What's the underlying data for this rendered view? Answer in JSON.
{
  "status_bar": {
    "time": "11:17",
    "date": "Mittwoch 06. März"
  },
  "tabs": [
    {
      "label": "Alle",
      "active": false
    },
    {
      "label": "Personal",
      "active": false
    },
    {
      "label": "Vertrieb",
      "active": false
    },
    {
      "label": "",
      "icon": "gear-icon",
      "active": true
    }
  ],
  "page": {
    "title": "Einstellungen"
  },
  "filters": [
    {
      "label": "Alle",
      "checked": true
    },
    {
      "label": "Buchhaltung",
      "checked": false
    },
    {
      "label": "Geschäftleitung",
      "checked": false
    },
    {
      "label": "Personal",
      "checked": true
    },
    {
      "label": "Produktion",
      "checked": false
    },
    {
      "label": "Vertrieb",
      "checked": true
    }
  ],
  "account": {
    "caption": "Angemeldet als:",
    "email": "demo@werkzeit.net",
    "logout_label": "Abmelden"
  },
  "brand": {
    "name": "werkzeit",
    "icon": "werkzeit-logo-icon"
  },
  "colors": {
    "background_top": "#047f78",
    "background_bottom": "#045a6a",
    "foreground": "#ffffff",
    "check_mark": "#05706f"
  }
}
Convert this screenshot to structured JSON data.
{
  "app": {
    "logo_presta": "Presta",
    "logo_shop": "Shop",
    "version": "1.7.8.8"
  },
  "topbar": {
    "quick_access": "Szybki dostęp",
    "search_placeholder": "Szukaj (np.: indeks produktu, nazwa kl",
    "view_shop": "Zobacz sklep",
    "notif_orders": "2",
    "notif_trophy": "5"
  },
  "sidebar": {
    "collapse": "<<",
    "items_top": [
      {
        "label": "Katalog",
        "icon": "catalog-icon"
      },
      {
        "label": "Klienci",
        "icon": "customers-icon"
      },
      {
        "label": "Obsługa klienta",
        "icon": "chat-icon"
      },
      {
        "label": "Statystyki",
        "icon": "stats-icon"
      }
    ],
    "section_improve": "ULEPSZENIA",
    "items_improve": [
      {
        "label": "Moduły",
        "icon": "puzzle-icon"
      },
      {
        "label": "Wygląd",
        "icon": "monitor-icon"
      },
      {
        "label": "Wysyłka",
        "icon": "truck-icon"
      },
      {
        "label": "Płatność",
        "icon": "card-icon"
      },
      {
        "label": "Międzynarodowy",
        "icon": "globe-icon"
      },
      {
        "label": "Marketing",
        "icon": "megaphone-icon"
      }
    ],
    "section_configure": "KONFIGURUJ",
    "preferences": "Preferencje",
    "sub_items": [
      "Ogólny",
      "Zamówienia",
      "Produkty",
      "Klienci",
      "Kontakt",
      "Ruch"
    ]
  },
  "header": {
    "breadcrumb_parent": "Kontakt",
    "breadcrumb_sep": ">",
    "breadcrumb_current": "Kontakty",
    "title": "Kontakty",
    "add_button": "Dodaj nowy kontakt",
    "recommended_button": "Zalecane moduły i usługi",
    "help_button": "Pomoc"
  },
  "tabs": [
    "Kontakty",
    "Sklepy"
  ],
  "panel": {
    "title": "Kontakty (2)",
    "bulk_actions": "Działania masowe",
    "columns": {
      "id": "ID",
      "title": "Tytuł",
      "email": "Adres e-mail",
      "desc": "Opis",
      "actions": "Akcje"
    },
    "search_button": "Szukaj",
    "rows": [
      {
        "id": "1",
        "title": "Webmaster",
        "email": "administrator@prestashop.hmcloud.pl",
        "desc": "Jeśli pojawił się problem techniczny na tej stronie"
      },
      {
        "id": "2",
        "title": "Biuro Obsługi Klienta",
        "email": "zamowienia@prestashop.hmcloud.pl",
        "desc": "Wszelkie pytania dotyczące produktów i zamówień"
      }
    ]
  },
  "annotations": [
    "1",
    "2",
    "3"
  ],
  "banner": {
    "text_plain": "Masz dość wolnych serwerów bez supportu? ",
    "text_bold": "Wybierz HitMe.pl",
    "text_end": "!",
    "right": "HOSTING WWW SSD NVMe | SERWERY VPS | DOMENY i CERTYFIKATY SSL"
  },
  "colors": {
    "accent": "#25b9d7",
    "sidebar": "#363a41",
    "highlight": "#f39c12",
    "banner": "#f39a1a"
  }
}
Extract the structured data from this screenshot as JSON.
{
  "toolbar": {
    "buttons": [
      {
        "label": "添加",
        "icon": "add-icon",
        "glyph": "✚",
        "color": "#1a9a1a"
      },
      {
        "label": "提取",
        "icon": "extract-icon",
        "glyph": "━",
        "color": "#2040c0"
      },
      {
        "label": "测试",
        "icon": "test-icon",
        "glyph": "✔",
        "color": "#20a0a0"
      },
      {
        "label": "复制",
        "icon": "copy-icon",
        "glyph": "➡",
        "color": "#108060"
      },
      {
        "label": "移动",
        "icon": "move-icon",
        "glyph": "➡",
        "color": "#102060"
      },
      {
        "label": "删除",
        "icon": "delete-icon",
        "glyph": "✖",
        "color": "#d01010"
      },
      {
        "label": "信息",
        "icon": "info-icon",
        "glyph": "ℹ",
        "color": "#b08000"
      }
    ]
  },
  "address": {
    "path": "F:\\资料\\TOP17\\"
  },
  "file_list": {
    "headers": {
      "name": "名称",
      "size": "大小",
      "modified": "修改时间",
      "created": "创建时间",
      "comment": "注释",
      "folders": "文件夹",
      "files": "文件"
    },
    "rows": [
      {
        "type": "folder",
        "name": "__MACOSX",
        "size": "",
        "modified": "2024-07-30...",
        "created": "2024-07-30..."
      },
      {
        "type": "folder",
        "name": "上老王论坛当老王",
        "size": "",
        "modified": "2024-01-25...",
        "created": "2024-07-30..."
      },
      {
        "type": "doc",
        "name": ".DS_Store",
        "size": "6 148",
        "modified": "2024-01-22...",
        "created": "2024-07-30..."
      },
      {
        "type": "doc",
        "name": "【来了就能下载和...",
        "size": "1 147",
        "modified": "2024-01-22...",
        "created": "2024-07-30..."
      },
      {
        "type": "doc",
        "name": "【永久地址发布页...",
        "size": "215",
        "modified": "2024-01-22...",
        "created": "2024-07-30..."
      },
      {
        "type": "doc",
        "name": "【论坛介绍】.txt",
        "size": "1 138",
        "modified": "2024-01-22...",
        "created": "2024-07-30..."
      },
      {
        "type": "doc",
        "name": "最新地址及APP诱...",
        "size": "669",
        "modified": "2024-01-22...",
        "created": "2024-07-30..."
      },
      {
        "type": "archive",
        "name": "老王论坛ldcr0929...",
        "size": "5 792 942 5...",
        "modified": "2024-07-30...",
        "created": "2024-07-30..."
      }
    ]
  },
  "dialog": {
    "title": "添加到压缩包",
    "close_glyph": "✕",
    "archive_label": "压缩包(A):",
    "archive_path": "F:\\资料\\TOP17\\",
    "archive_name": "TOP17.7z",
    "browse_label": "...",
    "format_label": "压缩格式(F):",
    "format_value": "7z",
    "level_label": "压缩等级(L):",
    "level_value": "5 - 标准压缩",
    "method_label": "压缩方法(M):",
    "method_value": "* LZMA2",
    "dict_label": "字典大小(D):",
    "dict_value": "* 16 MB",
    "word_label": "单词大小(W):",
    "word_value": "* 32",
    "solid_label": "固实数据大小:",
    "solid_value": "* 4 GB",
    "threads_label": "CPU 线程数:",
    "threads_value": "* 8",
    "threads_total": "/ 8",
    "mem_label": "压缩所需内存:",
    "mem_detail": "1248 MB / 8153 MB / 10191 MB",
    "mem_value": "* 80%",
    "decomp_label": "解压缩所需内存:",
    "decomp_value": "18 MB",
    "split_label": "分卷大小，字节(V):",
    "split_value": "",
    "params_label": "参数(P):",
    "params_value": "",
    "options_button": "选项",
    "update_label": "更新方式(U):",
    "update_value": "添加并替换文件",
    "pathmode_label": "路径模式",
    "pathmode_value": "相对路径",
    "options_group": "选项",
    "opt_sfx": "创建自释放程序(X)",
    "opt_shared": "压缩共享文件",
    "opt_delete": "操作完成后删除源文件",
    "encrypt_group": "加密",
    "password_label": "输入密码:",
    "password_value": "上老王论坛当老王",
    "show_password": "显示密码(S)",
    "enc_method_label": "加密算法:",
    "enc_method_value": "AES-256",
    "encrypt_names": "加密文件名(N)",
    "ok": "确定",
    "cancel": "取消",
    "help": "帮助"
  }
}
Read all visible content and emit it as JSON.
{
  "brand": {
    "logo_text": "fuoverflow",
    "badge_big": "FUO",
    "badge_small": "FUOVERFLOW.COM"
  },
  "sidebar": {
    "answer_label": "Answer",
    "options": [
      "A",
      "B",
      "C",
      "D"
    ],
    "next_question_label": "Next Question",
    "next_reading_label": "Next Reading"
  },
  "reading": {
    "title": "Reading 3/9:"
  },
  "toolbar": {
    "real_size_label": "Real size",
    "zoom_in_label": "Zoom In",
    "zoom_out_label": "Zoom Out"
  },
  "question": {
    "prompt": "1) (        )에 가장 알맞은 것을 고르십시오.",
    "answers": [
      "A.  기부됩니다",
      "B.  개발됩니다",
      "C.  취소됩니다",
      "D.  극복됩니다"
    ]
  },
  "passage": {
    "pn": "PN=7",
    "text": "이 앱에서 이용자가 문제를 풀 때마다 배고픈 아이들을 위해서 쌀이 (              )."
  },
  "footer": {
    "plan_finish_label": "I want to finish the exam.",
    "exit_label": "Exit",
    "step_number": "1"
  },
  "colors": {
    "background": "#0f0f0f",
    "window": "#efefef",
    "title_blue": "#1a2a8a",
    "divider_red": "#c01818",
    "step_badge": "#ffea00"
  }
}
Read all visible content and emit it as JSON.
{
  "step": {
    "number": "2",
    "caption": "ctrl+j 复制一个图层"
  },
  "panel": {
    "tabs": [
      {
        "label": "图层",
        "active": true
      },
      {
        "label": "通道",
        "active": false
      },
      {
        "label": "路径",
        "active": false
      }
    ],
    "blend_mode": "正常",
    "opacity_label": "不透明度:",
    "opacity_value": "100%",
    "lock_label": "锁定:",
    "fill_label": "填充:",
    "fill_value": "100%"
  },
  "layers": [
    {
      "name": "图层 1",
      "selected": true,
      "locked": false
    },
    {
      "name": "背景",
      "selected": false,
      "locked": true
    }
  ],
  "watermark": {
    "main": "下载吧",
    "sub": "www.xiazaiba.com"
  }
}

◇ ◇ ◇ ◇

Find the word "desc" in the entries, and copy every line it shows up in.

● Exercise response:
      "desc": "Opis",
        "desc": "Jeśli pojawił się problem techniczny na tej stronie"
        "desc": "Wszelkie pytania dotyczące produktów i zamówień"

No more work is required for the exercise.